Given exercise: Where a line of the material contains the string "range", copy that line.
────────────────────────────────────────
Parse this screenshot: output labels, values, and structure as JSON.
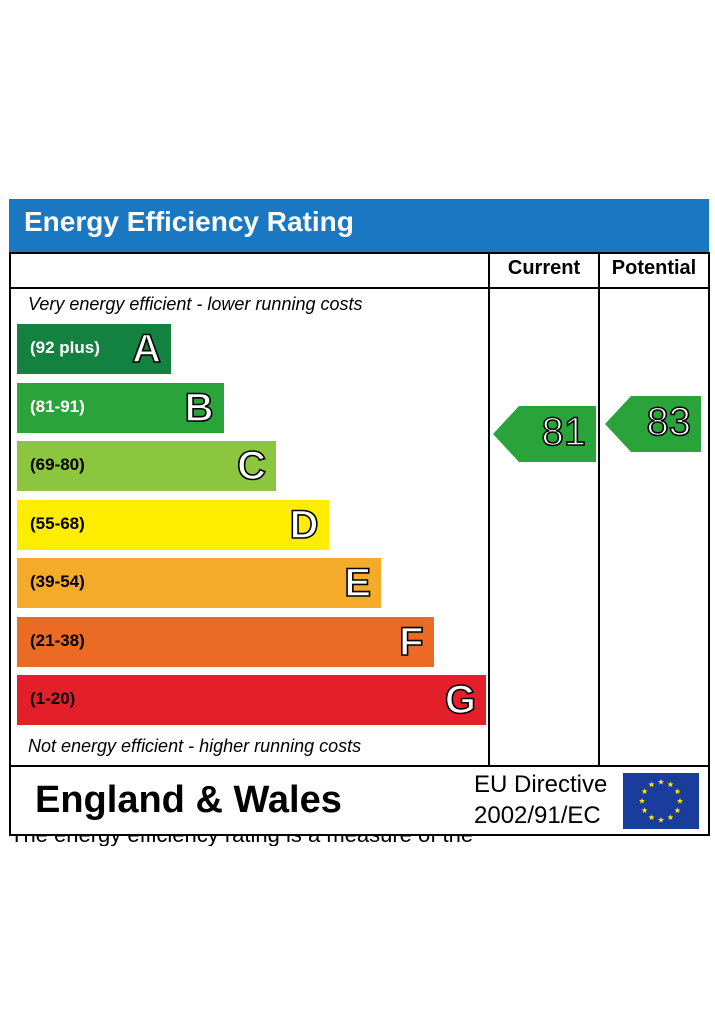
{
  "chart_data": {
    "type": "bar",
    "title": "Energy Efficiency Rating",
    "columns": [
      "Current",
      "Potential"
    ],
    "top_caption": "Very energy efficient - lower running costs",
    "bottom_caption": "Not energy efficient - higher running costs",
    "bands": [
      {
        "letter": "A",
        "range": "(92 plus)",
        "color": "#138140",
        "text_color": "#ffffff"
      },
      {
        "letter": "B",
        "range": "(81-91)",
        "color": "#2aa33b",
        "text_color": "#ffffff"
      },
      {
        "letter": "C",
        "range": "(69-80)",
        "color": "#8cc63f",
        "text_color": "#000000"
      },
      {
        "letter": "D",
        "range": "(55-68)",
        "color": "#ffed00",
        "text_color": "#000000"
      },
      {
        "letter": "E",
        "range": "(39-54)",
        "color": "#f4ab2a",
        "text_color": "#000000"
      },
      {
        "letter": "F",
        "range": "(21-38)",
        "color": "#ec6b24",
        "text_color": "#000000"
      },
      {
        "letter": "G",
        "range": "(1-20)",
        "color": "#e3202a",
        "text_color": "#000000"
      }
    ],
    "current": {
      "value": 81,
      "band": "B",
      "color": "#2aa33b"
    },
    "potential": {
      "value": 83,
      "band": "B",
      "color": "#2aa33b"
    }
  },
  "footer": {
    "region": "England & Wales",
    "directive_line1": "EU Directive",
    "directive_line2": "2002/91/EC"
  },
  "colors": {
    "title_bar": "#1a78c2",
    "eu_flag": "#1a3c9c",
    "eu_star": "#ffed00"
  },
  "icons": {
    "eu_flag": "eu-flag-icon"
  },
  "cutoff_text": "The energy efficiency rating is a measure of the"
}
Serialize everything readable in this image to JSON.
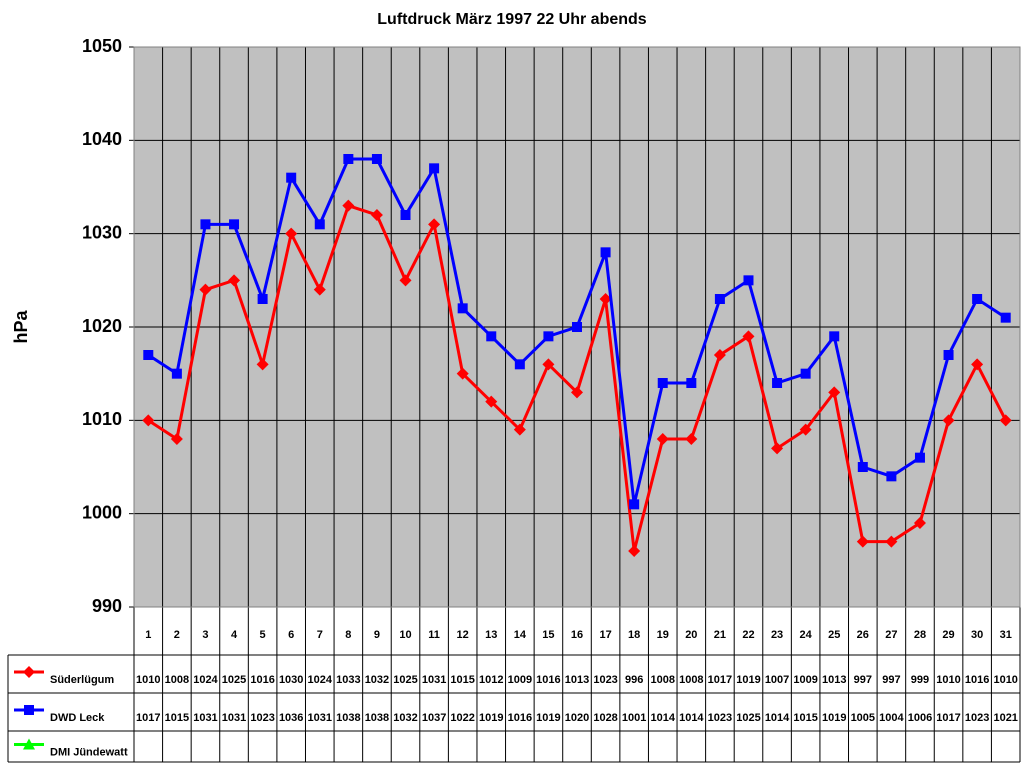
────────────────────────────────────────
Exercise result:
        "range": "(92 plus)",
        "range": "(81-91)",
        "range": "(69-80)",
        "range": "(55-68)",
        "range": "(39-54)",
        "range": "(21-38)",
        "range": "(1-20)",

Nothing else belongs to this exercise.